▶ [WHAT YOU ARE ASKED TO DO] Set down the entries once more, exactly as given.

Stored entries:
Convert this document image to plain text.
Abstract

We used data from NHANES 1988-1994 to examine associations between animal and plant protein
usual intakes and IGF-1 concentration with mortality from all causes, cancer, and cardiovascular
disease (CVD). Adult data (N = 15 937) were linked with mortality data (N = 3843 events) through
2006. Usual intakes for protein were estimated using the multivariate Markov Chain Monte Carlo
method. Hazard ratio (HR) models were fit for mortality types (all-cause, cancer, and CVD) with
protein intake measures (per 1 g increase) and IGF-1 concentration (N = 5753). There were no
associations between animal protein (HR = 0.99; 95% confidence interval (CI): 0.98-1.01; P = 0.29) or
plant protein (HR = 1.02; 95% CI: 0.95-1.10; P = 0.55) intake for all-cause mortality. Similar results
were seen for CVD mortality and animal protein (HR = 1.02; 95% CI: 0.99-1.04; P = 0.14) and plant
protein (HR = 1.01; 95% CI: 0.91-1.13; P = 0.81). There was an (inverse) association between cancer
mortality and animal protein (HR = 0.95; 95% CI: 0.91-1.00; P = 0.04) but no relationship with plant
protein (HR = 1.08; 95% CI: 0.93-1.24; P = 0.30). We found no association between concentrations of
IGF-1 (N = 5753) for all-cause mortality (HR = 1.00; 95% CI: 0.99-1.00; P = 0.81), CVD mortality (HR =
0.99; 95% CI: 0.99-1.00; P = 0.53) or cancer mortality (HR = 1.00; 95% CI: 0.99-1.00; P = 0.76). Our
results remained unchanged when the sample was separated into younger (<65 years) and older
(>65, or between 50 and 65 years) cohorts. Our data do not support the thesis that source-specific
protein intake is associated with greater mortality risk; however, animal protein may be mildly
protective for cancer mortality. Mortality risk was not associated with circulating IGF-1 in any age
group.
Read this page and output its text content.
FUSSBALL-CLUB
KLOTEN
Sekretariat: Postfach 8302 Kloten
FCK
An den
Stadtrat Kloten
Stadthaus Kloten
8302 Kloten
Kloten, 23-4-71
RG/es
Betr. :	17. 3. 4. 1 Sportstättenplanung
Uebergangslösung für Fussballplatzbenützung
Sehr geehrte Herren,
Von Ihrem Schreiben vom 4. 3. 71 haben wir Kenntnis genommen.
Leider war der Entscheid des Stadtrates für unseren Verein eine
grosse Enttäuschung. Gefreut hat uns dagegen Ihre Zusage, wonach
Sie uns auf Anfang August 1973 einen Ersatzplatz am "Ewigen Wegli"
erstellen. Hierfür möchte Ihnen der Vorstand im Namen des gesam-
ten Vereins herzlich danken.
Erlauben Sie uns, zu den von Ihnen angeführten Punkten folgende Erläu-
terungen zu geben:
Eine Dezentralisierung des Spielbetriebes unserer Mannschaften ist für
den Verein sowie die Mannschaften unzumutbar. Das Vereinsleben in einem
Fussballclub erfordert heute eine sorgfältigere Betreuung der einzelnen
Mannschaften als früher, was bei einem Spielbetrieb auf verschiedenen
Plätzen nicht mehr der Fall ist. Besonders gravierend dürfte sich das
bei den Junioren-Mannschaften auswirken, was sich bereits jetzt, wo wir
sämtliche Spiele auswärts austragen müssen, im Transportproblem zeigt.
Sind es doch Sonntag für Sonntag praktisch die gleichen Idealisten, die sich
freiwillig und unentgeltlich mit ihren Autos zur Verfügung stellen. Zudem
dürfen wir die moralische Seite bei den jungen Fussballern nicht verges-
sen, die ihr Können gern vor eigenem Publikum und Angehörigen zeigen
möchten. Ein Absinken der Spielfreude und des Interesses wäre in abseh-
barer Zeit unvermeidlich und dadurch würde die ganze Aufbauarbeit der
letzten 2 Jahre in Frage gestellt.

▶ [TASK ANSWER]
Convert this document image to plain text.
Abstract

We used data from NHANES 1988-1994 to examine associations between animal and plant protein
usual intakes and IGF-1 concentration with mortality from all causes, cancer, and cardiovascular
disease (CVD). Adult data (N = 15 937) were linked with mortality data (N = 3843 events) through
2006. Usual intakes for protein were estimated using the multivariate Markov Chain Monte Carlo
method. Hazard ratio (HR) models were fit for mortality types (all-cause, cancer, and CVD) with
protein intake measures (per 1 g increase) and IGF-1 concentration (N = 5753). There were no
associations between animal protein (HR = 0.99; 95% confidence interval (CI): 0.98-1.01; P = 0.29) or
plant protein (HR = 1.02; 95% CI: 0.95-1.10; P = 0.55) intake for all-cause mortality. Similar results
were seen for CVD mortality and animal protein (HR = 1.02; 95% CI: 0.99-1.04; P = 0.14) and plant
protein (HR = 1.01; 95% CI: 0.91-1.13; P = 0.81). There was an (inverse) association between cancer
mortality and animal protein (HR = 0.95; 95% CI: 0.91-1.00; P = 0.04) but no relationship with plant
protein (HR = 1.08; 95% CI: 0.93-1.24; P = 0.30). We found no association between concentrations of
IGF-1 (N = 5753) for all-cause mortality (HR = 1.00; 95% CI: 0.99-1.00; P = 0.81), CVD mortality (HR =
0.99; 95% CI: 0.99-1.00; P = 0.53) or cancer mortality (HR = 1.00; 95% CI: 0.99-1.00; P = 0.76). Our
results remained unchanged when the sample was separated into younger (<65 years) and older
(>65, or between 50 and 65 years) cohorts. Our data do not support the thesis that source-specific
protein intake is associated with greater mortality risk; however, animal protein may be mildly
protective for cancer mortality. Mortality risk was not associated with circulating IGF-1 in any age
group.
Read this page and output its text content.
FUSSBALL-CLUB
KLOTEN
Sekretariat: Postfach 8302 Kloten
FCK
An den
Stadtrat Kloten
Stadthaus Kloten
8302 Kloten
Kloten, 23-4-71
RG/es
Betr. :	17. 3. 4. 1 Sportstättenplanung
Uebergangslösung für Fussballplatzbenützung
Sehr geehrte Herren,
Von Ihrem Schreiben vom 4. 3. 71 haben wir Kenntnis genommen.
Leider war der Entscheid des Stadtrates für unseren Verein eine
grosse Enttäuschung. Gefreut hat uns dagegen Ihre Zusage, wonach
Sie uns auf Anfang August 1973 einen Ersatzplatz am "Ewigen Wegli"
erstellen. Hierfür möchte Ihnen der Vorstand im Namen des gesam-
ten Vereins herzlich danken.
Erlauben Sie uns, zu den von Ihnen angeführten Punkten folgende Erläu-
terungen zu geben:
Eine Dezentralisierung des Spielbetriebes unserer Mannschaften ist für
den Verein sowie die Mannschaften unzumutbar. Das Vereinsleben in einem
Fussballclub erfordert heute eine sorgfältigere Betreuung der einzelnen
Mannschaften als früher, was bei einem Spielbetrieb auf verschiedenen
Plätzen nicht mehr der Fall ist. Besonders gravierend dürfte sich das
bei den Junioren-Mannschaften auswirken, was sich bereits jetzt, wo wir
sämtliche Spiele auswärts austragen müssen, im Transportproblem zeigt.
Sind es doch Sonntag für Sonntag praktisch die gleichen Idealisten, die sich
freiwillig und unentgeltlich mit ihren Autos zur Verfügung stellen. Zudem
dürfen wir die moralische Seite bei den jungen Fussballern nicht verges-
sen, die ihr Können gern vor eigenem Publikum und Angehörigen zeigen
möchten. Ein Absinken der Spielfreude und des Interesses wäre in abseh-
barer Zeit unvermeidlich und dadurch würde die ganze Aufbauarbeit der
letzten 2 Jahre in Frage gestellt.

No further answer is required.